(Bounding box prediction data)
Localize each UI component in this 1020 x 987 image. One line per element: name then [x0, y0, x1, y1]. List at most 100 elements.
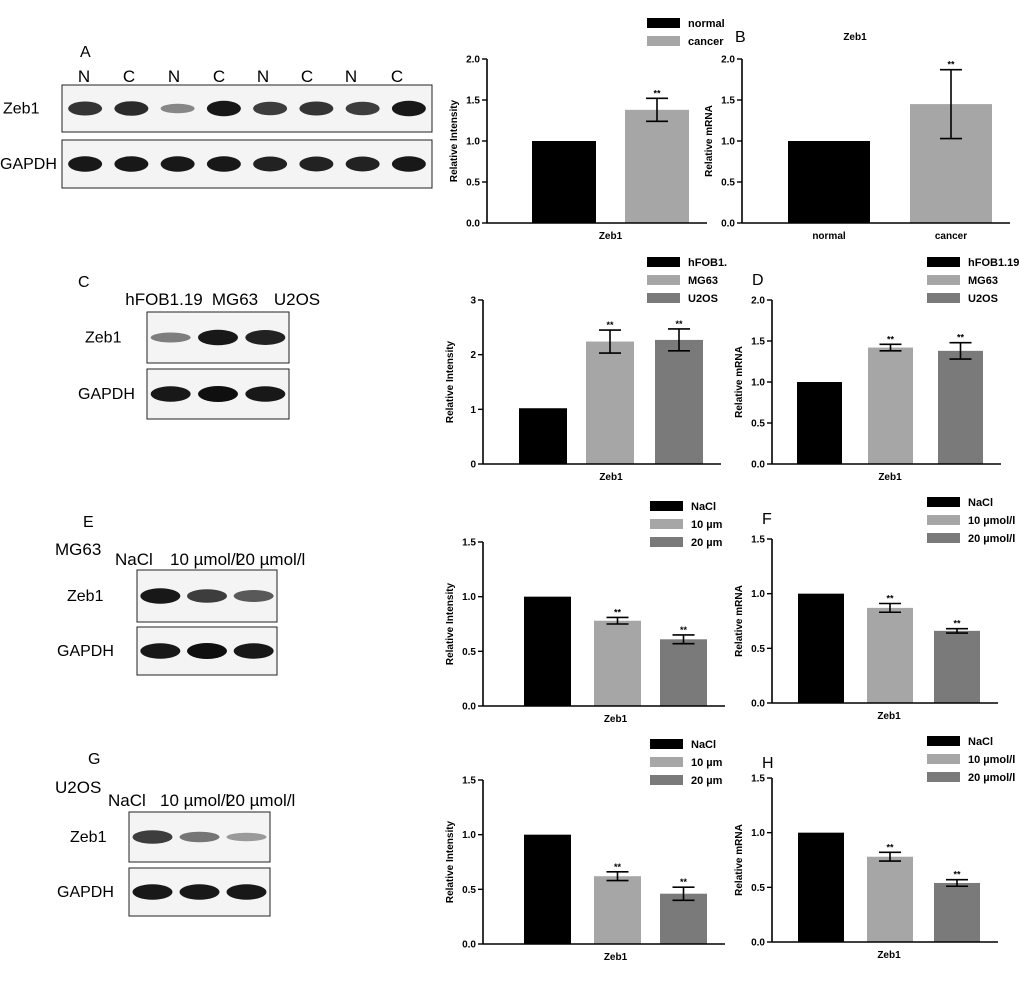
bar	[798, 593, 844, 703]
legend-swatch	[647, 18, 680, 28]
y-axis-label: Relative Intensity	[445, 820, 456, 903]
panel-label: B	[735, 29, 746, 46]
bar	[868, 347, 913, 464]
band	[140, 588, 181, 604]
lane-label: C	[391, 67, 403, 86]
bar	[938, 350, 983, 464]
panel-label: A	[80, 44, 91, 61]
y-tick-label: 2.0	[721, 55, 735, 66]
band	[150, 332, 191, 343]
bar	[655, 339, 703, 464]
lane-label: C	[301, 67, 313, 86]
lane-label: C	[213, 67, 225, 86]
legend-label: 20 µm	[691, 775, 723, 787]
bar	[594, 620, 641, 706]
y-axis-label: Relative Intensity	[445, 340, 456, 423]
legend-swatch	[647, 257, 680, 267]
legend-label: NaCl	[691, 501, 716, 513]
protein-label: Zeb1	[70, 829, 107, 846]
panel-label: F	[762, 511, 772, 528]
lane-label: NaCl	[115, 550, 153, 569]
band	[160, 103, 195, 114]
y-tick-label: 1.5	[721, 96, 735, 107]
legend-label: MG63	[688, 275, 718, 287]
x-axis-label: Zeb1	[877, 711, 901, 722]
legend-swatch	[927, 497, 960, 507]
legend-label: NaCl	[691, 739, 716, 751]
y-tick-label: 2.0	[751, 296, 765, 307]
x-tick-label: normal	[812, 231, 846, 242]
band	[132, 830, 173, 844]
bar	[867, 856, 913, 942]
y-tick-label: 1.0	[462, 830, 476, 841]
panel-label: D	[752, 272, 764, 289]
lane-label: N	[345, 67, 357, 86]
band	[206, 100, 241, 117]
bar	[594, 876, 641, 944]
band	[391, 100, 426, 117]
legend-label: 10 µmol/l	[968, 754, 1015, 766]
y-tick-label: 0.0	[466, 219, 480, 230]
band	[132, 884, 173, 900]
bar-chart-5: ** ** 0.0 0.5 1.0 1.5 Relative mRNA Zeb1 F NaCl 10…	[734, 497, 1015, 722]
band	[345, 101, 380, 116]
legend-label: 10 µmol/l	[968, 515, 1015, 527]
legend-label: U2OS	[968, 293, 998, 305]
y-tick-label: 2	[470, 350, 476, 361]
bar-chart-7: ** ** 0.0 0.5 1.0 1.5 Relative mRNA Zeb1 H NaCl 10…	[734, 736, 1015, 961]
band	[198, 329, 238, 346]
band	[187, 643, 227, 659]
legend-swatch	[650, 501, 683, 511]
legend-label: hFOB1.19	[968, 257, 1019, 269]
lane-label: N	[168, 67, 180, 86]
y-tick-label: 0	[470, 460, 476, 471]
y-tick-label: 1.5	[751, 535, 765, 546]
band	[206, 156, 241, 172]
bar	[798, 832, 844, 942]
significance-label: **	[606, 320, 614, 330]
blot-panel-e: E MG63 NaCl 10 µmol/l20 µmol/l Zeb1 GAPDH	[55, 514, 305, 676]
y-tick-label: 1.5	[462, 538, 476, 549]
significance-label: **	[680, 877, 688, 887]
lane-label: hFOB1.19	[125, 290, 203, 309]
band	[391, 156, 426, 172]
y-axis-label: Relative mRNA	[734, 585, 745, 657]
lane-label: 10 µmol/l	[170, 550, 239, 569]
legend-label: 10 µm	[691, 519, 723, 531]
legend-label: 10 µm	[691, 757, 723, 769]
band	[245, 330, 286, 345]
y-tick-label: 1	[470, 405, 476, 416]
bar	[867, 607, 913, 703]
band	[160, 156, 195, 172]
bar-chart-4: ** ** 0.0 0.5 1.0 1.5 Relative Intensity Zeb1 Na…	[445, 501, 725, 725]
y-tick-label: 1.5	[466, 96, 480, 107]
y-tick-label: 1.0	[721, 137, 735, 148]
bar	[934, 630, 980, 703]
x-axis-label: Zeb1	[604, 714, 628, 725]
bar-chart-6: ** ** 0.0 0.5 1.0 1.5 Relative Intensity Zeb1 Na…	[445, 739, 725, 963]
legend-swatch	[927, 257, 960, 267]
legend-label: NaCl	[968, 736, 993, 748]
y-axis-label: Relative mRNA	[734, 346, 745, 418]
panel-label: C	[78, 274, 90, 291]
chart-title: Zeb1	[843, 32, 867, 43]
band	[187, 589, 227, 603]
bar-chart-2: ** ** 0 1 2 3 Relative Intensity Zeb1 hFOB1. MG63…	[445, 257, 727, 483]
significance-label: **	[680, 625, 688, 635]
legend-label: hFOB1.	[688, 257, 727, 269]
lane-label: 20 µmol/l	[236, 550, 305, 569]
y-tick-label: 1.0	[751, 828, 765, 839]
bar	[524, 834, 571, 944]
legend-swatch	[647, 293, 680, 303]
band	[179, 884, 220, 900]
y-tick-label: 0.5	[721, 178, 735, 189]
y-tick-label: 1.0	[751, 378, 765, 389]
significance-label: **	[675, 319, 683, 329]
protein-label: GAPDH	[57, 643, 114, 660]
legend-swatch	[927, 293, 960, 303]
band	[253, 101, 288, 116]
legend-label: normal	[688, 18, 725, 30]
legend-label: U2OS	[688, 293, 718, 305]
x-tick-label: cancer	[935, 231, 967, 242]
y-tick-label: 0.0	[751, 699, 765, 710]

▶ _Work required_
From the first line to the last, set down the records word for word and drop the images.

▶ _Answer space_
Localize each UI component in this 1020 x 987 image. One line per element: name then [x0, y0, x1, y1]. List at most 100 elements.
bar	[798, 593, 844, 703]
legend-swatch	[647, 18, 680, 28]
y-axis-label: Relative Intensity	[445, 820, 456, 903]
panel-label: B	[735, 29, 746, 46]
bar	[868, 347, 913, 464]
band	[140, 588, 181, 604]
lane-label: C	[391, 67, 403, 86]
bar	[938, 350, 983, 464]
panel-label: A	[80, 44, 91, 61]
y-tick-label: 2.0	[721, 55, 735, 66]
band	[150, 332, 191, 343]
bar	[655, 339, 703, 464]
lane-label: C	[301, 67, 313, 86]
lane-label: C	[213, 67, 225, 86]
legend-label: 20 µm	[691, 775, 723, 787]
bar	[594, 620, 641, 706]
y-axis-label: Relative Intensity	[445, 340, 456, 423]
legend-swatch	[647, 257, 680, 267]
legend-label: NaCl	[691, 501, 716, 513]
protein-label: Zeb1	[70, 829, 107, 846]
panel-label: F	[762, 511, 772, 528]
lane-label: NaCl	[115, 550, 153, 569]
band	[160, 103, 195, 114]
y-tick-label: 1.5	[721, 96, 735, 107]
legend-label: MG63	[688, 275, 718, 287]
x-axis-label: Zeb1	[877, 711, 901, 722]
legend-swatch	[927, 497, 960, 507]
legend-label: NaCl	[691, 739, 716, 751]
y-tick-label: 2.0	[751, 296, 765, 307]
x-tick-label: normal	[812, 231, 846, 242]
band	[132, 830, 173, 844]
bar	[867, 856, 913, 942]
y-tick-label: 1.0	[462, 830, 476, 841]
panel-label: D	[752, 272, 764, 289]
lane-label: N	[345, 67, 357, 86]
band	[206, 100, 241, 117]
bar	[594, 876, 641, 944]
band	[391, 100, 426, 117]
legend-label: 10 µmol/l	[968, 754, 1015, 766]
y-tick-label: 0.0	[466, 219, 480, 230]
band	[132, 884, 173, 900]
bar-chart-5: ** ** 0.0 0.5 1.0 1.5 Relative mRNA Zeb1 F NaCl 10…	[734, 497, 1015, 722]
band	[345, 101, 380, 116]
legend-label: 10 µmol/l	[968, 515, 1015, 527]
legend-label: U2OS	[968, 293, 998, 305]
y-tick-label: 2	[470, 350, 476, 361]
bar-chart-7: ** ** 0.0 0.5 1.0 1.5 Relative mRNA Zeb1 H NaCl 10…	[734, 736, 1015, 961]
band	[198, 329, 238, 346]
band	[187, 643, 227, 659]
legend-swatch	[650, 501, 683, 511]
legend-label: hFOB1.19	[968, 257, 1019, 269]
lane-label: N	[168, 67, 180, 86]
y-tick-label: 0	[470, 460, 476, 471]
y-tick-label: 1.5	[751, 535, 765, 546]
band	[206, 156, 241, 172]
bar	[798, 832, 844, 942]
significance-label: **	[606, 320, 614, 330]
blot-panel-e: E MG63 NaCl 10 µmol/l20 µmol/l Zeb1 GAPDH	[55, 514, 305, 676]
y-tick-label: 1.5	[462, 538, 476, 549]
significance-label: **	[680, 877, 688, 887]
lane-label: hFOB1.19	[125, 290, 203, 309]
band	[391, 156, 426, 172]
y-axis-label: Relative mRNA	[734, 585, 745, 657]
lane-label: 10 µmol/l	[170, 550, 239, 569]
legend-label: 10 µm	[691, 519, 723, 531]
legend-label: 10 µm	[691, 757, 723, 769]
band	[245, 330, 286, 345]
y-tick-label: 1	[470, 405, 476, 416]
bar	[867, 607, 913, 703]
band	[160, 156, 195, 172]
bar-chart-4: ** ** 0.0 0.5 1.0 1.5 Relative Intensity Zeb1 Na…	[445, 501, 725, 725]
y-tick-label: 1.5	[466, 96, 480, 107]
y-tick-label: 1.0	[721, 137, 735, 148]
bar	[934, 630, 980, 703]
x-axis-label: Zeb1	[604, 714, 628, 725]
bar-chart-6: ** ** 0.0 0.5 1.0 1.5 Relative Intensity Zeb1 Na…	[445, 739, 725, 963]
legend-swatch	[927, 257, 960, 267]
legend-label: NaCl	[968, 736, 993, 748]
y-axis-label: Relative mRNA	[734, 346, 745, 418]
panel-label: C	[78, 274, 90, 291]
chart-title: Zeb1	[843, 32, 867, 43]
band	[187, 589, 227, 603]
bar-chart-2: ** ** 0 1 2 3 Relative Intensity Zeb1 hFOB1. MG63…	[445, 257, 727, 483]
significance-label: **	[680, 625, 688, 635]
legend-label: hFOB1.	[688, 257, 727, 269]
lane-label: 20 µmol/l	[236, 550, 305, 569]
y-tick-label: 1.0	[751, 828, 765, 839]
bar	[524, 834, 571, 944]
legend-swatch	[647, 293, 680, 303]
band	[179, 884, 220, 900]
y-tick-label: 0.5	[721, 178, 735, 189]
y-tick-label: 1.0	[751, 378, 765, 389]
significance-label: **	[675, 319, 683, 329]
protein-label: GAPDH	[57, 643, 114, 660]
legend-swatch	[927, 293, 960, 303]
band	[253, 101, 288, 116]
legend-label: normal	[688, 18, 725, 30]
legend-label: U2OS	[688, 293, 718, 305]
x-tick-label: cancer	[935, 231, 967, 242]
y-tick-label: 0.0	[751, 699, 765, 710]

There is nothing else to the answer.